PROBLEM REQUIREMENTS:
The entries need to be copied exactly.

Rows from a dataset:
____________

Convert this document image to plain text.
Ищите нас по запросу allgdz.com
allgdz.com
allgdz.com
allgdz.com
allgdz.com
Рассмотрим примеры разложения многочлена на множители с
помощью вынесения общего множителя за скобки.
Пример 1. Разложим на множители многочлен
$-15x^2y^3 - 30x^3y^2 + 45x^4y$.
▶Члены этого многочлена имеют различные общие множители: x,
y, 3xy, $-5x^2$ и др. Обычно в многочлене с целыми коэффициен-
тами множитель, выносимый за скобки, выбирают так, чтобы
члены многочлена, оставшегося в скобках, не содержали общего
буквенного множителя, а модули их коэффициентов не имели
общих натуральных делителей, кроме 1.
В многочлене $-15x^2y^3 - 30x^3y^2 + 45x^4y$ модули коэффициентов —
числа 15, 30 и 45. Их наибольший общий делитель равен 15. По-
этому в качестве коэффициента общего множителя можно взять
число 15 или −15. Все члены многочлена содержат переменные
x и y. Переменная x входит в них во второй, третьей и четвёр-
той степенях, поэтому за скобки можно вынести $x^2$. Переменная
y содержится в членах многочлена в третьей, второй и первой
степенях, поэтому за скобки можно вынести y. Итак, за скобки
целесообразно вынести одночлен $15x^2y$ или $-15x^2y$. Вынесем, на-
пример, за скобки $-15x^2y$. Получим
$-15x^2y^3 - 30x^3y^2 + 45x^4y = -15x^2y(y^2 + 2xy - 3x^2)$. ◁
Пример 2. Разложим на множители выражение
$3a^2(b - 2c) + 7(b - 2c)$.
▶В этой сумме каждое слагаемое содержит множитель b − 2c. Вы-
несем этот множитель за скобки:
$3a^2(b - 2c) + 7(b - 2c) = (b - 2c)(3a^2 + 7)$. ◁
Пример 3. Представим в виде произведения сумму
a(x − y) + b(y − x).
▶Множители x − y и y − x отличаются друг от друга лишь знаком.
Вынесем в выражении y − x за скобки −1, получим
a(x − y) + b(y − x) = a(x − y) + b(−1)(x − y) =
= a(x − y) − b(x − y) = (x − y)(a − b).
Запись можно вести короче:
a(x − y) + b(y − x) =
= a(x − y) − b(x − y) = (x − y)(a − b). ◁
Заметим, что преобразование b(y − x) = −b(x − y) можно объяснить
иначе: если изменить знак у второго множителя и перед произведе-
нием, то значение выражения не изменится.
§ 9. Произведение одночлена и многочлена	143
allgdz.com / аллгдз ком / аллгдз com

____________

EXERCISE ANSWER:
Convert this document image to plain text.
Ищите нас по запросу allgdz.com
allgdz.com
allgdz.com
allgdz.com
allgdz.com
Рассмотрим примеры разложения многочлена на множители с
помощью вынесения общего множителя за скобки.
Пример 1. Разложим на множители многочлен
$-15x^2y^3 - 30x^3y^2 + 45x^4y$.
▶Члены этого многочлена имеют различные общие множители: x,
y, 3xy, $-5x^2$ и др. Обычно в многочлене с целыми коэффициен-
тами множитель, выносимый за скобки, выбирают так, чтобы
члены многочлена, оставшегося в скобках, не содержали общего
буквенного множителя, а модули их коэффициентов не имели
общих натуральных делителей, кроме 1.
В многочлене $-15x^2y^3 - 30x^3y^2 + 45x^4y$ модули коэффициентов —
числа 15, 30 и 45. Их наибольший общий делитель равен 15. По-
этому в качестве коэффициента общего множителя можно взять
число 15 или −15. Все члены многочлена содержат переменные
x и y. Переменная x входит в них во второй, третьей и четвёр-
той степенях, поэтому за скобки можно вынести $x^2$. Переменная
y содержится в членах многочлена в третьей, второй и первой
степенях, поэтому за скобки можно вынести y. Итак, за скобки
целесообразно вынести одночлен $15x^2y$ или $-15x^2y$. Вынесем, на-
пример, за скобки $-15x^2y$. Получим
$-15x^2y^3 - 30x^3y^2 + 45x^4y = -15x^2y(y^2 + 2xy - 3x^2)$. ◁
Пример 2. Разложим на множители выражение
$3a^2(b - 2c) + 7(b - 2c)$.
▶В этой сумме каждое слагаемое содержит множитель b − 2c. Вы-
несем этот множитель за скобки:
$3a^2(b - 2c) + 7(b - 2c) = (b - 2c)(3a^2 + 7)$. ◁
Пример 3. Представим в виде произведения сумму
a(x − y) + b(y − x).
▶Множители x − y и y − x отличаются друг от друга лишь знаком.
Вынесем в выражении y − x за скобки −1, получим
a(x − y) + b(y − x) = a(x − y) + b(−1)(x − y) =
= a(x − y) − b(x − y) = (x − y)(a − b).
Запись можно вести короче:
a(x − y) + b(y − x) =
= a(x − y) − b(x − y) = (x − y)(a − b). ◁
Заметим, что преобразование b(y − x) = −b(x − y) можно объяснить
иначе: если изменить знак у второго множителя и перед произведе-
нием, то значение выражения не изменится.
§ 9. Произведение одночлена и многочлена	143
allgdz.com / аллгдз ком / аллгдз com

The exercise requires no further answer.